Exercise aim: All of the data is to be copied word for word.

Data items
_ _ _ _

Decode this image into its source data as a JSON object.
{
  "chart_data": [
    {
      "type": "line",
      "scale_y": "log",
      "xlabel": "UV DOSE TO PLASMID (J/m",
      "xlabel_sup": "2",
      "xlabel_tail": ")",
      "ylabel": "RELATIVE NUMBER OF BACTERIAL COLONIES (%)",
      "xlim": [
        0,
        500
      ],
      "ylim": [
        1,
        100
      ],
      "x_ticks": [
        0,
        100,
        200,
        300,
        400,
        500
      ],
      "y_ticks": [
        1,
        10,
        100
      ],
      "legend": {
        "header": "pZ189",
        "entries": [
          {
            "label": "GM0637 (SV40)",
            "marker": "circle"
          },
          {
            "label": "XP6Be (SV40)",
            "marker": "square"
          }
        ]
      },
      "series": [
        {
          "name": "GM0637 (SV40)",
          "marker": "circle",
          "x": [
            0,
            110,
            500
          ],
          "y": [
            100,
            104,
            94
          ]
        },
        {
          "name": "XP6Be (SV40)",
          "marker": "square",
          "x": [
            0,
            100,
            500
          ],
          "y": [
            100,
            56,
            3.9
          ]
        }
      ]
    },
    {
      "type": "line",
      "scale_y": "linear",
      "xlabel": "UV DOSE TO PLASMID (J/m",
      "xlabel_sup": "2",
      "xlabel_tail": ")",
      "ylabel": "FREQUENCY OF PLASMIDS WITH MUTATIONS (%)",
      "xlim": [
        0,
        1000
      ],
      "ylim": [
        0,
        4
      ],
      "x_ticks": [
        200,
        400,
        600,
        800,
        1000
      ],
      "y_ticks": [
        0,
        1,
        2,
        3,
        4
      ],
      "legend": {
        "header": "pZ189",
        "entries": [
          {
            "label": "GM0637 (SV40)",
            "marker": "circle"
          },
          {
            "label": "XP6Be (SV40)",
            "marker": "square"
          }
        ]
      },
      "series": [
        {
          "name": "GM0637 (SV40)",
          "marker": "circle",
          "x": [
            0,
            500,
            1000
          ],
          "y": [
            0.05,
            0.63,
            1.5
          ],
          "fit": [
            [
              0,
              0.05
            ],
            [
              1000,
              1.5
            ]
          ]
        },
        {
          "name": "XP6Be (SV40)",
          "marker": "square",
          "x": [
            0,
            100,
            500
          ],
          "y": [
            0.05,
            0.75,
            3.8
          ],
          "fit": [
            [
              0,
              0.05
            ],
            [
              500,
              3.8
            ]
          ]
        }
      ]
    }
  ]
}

_ _ _ _

Reply:
Decode this image into its source data as a JSON object.
{
  "chart_data": [
    {
      "type": "line",
      "scale_y": "log",
      "xlabel": "UV DOSE TO PLASMID (J/m",
      "xlabel_sup": "2",
      "xlabel_tail": ")",
      "ylabel": "RELATIVE NUMBER OF BACTERIAL COLONIES (%)",
      "xlim": [
        0,
        500
      ],
      "ylim": [
        1,
        100
      ],
      "x_ticks": [
        0,
        100,
        200,
        300,
        400,
        500
      ],
      "y_ticks": [
        1,
        10,
        100
      ],
      "legend": {
        "header": "pZ189",
        "entries": [
          {
            "label": "GM0637 (SV40)",
            "marker": "circle"
          },
          {
            "label": "XP6Be (SV40)",
            "marker": "square"
          }
        ]
      },
      "series": [
        {
          "name": "GM0637 (SV40)",
          "marker": "circle",
          "x": [
            0,
            110,
            500
          ],
          "y": [
            100,
            104,
            94
          ]
        },
        {
          "name": "XP6Be (SV40)",
          "marker": "square",
          "x": [
            0,
            100,
            500
          ],
          "y": [
            100,
            56,
            3.9
          ]
        }
      ]
    },
    {
      "type": "line",
      "scale_y": "linear",
      "xlabel": "UV DOSE TO PLASMID (J/m",
      "xlabel_sup": "2",
      "xlabel_tail": ")",
      "ylabel": "FREQUENCY OF PLASMIDS WITH MUTATIONS (%)",
      "xlim": [
        0,
        1000
      ],
      "ylim": [
        0,
        4
      ],
      "x_ticks": [
        200,
        400,
        600,
        800,
        1000
      ],
      "y_ticks": [
        0,
        1,
        2,
        3,
        4
      ],
      "legend": {
        "header": "pZ189",
        "entries": [
          {
            "label": "GM0637 (SV40)",
            "marker": "circle"
          },
          {
            "label": "XP6Be (SV40)",
            "marker": "square"
          }
        ]
      },
      "series": [
        {
          "name": "GM0637 (SV40)",
          "marker": "circle",
          "x": [
            0,
            500,
            1000
          ],
          "y": [
            0.05,
            0.63,
            1.5
          ],
          "fit": [
            [
              0,
              0.05
            ],
            [
              1000,
              1.5
            ]
          ]
        },
        {
          "name": "XP6Be (SV40)",
          "marker": "square",
          "x": [
            0,
            100,
            500
          ],
          "y": [
            0.05,
            0.75,
            3.8
          ],
          "fit": [
            [
              0,
              0.05
            ],
            [
              500,
              3.8
            ]
          ]
        }
      ]
    }
  ]
}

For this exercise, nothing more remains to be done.